Directive | Work through the data line by line, gathering every line that has the word "page".

BEGIN

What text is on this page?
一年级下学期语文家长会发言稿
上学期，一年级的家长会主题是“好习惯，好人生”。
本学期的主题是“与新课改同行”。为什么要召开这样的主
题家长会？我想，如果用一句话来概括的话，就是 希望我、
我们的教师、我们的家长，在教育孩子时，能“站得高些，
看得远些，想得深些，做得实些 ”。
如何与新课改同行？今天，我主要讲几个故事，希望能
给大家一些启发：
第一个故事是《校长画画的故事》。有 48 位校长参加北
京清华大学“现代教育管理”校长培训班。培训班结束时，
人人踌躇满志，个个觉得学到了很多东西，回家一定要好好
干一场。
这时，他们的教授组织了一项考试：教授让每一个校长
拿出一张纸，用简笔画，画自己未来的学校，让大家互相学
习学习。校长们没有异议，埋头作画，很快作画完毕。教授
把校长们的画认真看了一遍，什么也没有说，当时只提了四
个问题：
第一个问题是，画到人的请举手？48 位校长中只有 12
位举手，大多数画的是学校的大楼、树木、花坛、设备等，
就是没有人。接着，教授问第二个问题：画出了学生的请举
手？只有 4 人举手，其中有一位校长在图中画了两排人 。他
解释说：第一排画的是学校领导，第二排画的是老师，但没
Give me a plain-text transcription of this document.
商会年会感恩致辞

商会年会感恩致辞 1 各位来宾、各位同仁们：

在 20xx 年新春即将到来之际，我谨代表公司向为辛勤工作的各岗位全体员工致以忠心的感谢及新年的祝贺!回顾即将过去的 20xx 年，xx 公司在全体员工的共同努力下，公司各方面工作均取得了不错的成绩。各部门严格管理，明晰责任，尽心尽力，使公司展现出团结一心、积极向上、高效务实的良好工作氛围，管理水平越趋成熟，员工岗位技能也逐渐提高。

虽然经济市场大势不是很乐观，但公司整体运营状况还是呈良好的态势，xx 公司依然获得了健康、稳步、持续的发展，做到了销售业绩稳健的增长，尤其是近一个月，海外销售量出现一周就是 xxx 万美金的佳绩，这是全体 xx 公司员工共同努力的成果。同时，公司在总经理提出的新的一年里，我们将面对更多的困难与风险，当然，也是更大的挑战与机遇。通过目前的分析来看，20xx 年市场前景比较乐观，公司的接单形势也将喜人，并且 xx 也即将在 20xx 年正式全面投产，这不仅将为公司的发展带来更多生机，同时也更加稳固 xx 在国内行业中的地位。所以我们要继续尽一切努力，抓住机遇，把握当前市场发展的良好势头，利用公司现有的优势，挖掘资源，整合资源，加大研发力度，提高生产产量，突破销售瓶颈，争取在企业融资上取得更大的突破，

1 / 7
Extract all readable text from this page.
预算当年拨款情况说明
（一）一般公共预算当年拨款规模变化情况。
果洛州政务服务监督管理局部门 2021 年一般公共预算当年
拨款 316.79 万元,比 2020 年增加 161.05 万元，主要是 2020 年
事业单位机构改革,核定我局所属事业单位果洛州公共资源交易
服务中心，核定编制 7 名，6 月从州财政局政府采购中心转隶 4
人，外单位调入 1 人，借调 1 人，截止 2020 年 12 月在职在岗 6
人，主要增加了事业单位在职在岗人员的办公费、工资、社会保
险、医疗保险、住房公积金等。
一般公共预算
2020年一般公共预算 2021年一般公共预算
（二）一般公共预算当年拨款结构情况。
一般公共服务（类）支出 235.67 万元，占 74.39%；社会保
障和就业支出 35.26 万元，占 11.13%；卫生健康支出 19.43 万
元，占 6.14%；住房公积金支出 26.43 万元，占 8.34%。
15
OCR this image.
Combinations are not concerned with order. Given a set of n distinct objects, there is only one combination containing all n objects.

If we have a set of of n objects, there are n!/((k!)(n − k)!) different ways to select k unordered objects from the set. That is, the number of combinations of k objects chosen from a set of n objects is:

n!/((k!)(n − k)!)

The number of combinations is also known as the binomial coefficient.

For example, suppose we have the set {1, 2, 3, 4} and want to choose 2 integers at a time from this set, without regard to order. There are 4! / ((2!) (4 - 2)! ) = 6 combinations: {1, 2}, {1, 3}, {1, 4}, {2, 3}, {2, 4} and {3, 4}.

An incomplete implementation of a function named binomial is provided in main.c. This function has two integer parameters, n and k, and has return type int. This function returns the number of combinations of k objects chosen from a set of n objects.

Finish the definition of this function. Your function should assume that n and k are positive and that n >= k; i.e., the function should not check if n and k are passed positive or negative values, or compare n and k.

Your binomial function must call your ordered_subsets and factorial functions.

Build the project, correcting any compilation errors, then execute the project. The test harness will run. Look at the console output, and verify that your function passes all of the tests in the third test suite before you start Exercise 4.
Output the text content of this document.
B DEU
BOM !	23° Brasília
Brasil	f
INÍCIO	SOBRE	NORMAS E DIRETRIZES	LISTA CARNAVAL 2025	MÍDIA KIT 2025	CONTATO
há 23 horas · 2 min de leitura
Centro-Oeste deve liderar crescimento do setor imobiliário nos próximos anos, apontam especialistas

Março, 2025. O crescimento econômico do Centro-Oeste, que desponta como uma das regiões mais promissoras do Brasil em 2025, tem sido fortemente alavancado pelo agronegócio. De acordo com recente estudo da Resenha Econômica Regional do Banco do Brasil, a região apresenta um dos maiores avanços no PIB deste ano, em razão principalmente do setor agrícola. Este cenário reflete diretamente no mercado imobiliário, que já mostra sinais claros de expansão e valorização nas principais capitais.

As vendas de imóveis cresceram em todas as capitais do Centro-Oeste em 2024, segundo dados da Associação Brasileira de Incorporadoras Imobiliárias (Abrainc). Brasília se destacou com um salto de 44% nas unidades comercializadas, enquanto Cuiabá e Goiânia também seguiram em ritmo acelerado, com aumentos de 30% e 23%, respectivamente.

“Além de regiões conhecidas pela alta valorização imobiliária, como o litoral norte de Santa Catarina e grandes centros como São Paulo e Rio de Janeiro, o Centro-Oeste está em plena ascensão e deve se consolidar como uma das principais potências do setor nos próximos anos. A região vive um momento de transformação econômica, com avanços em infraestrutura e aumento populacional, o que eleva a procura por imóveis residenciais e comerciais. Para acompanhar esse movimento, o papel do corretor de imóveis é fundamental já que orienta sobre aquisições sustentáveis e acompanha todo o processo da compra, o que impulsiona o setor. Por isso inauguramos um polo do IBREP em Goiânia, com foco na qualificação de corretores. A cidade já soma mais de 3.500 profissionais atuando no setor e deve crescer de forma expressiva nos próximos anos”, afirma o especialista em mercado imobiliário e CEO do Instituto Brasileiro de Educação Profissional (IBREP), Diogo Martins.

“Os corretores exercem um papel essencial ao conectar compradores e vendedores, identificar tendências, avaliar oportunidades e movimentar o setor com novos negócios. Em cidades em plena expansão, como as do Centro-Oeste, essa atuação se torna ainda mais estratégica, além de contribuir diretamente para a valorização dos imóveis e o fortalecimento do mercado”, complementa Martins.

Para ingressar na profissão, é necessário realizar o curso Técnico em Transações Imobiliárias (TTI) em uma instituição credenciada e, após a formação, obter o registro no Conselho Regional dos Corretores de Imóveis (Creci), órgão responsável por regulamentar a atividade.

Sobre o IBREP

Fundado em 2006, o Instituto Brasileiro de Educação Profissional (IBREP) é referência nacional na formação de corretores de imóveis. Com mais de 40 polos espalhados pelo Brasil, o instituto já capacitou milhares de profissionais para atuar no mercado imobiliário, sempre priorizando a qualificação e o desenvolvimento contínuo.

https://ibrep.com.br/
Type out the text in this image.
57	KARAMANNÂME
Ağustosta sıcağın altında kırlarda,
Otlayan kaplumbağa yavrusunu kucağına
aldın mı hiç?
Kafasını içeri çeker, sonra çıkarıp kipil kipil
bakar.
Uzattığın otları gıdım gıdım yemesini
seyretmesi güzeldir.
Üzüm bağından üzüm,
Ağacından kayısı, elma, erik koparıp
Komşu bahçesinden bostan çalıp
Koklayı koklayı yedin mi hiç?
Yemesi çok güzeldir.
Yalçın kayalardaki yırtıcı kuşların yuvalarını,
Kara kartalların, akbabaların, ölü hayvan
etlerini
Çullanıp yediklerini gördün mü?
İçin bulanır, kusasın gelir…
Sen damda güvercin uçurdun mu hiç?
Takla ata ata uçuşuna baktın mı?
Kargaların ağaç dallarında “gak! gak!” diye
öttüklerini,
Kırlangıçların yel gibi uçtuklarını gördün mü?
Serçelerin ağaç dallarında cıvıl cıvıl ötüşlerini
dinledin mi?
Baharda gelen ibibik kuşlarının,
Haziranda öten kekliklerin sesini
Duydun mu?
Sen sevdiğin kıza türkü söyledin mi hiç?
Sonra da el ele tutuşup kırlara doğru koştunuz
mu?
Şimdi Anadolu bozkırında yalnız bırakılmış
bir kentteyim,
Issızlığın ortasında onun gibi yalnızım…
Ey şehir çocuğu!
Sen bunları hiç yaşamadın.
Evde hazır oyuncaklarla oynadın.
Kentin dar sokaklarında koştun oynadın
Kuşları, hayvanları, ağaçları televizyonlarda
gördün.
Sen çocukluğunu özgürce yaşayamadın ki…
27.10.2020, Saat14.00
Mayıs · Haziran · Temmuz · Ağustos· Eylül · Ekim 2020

END

In response |
What text is on this page?
Extract all readable text from this page.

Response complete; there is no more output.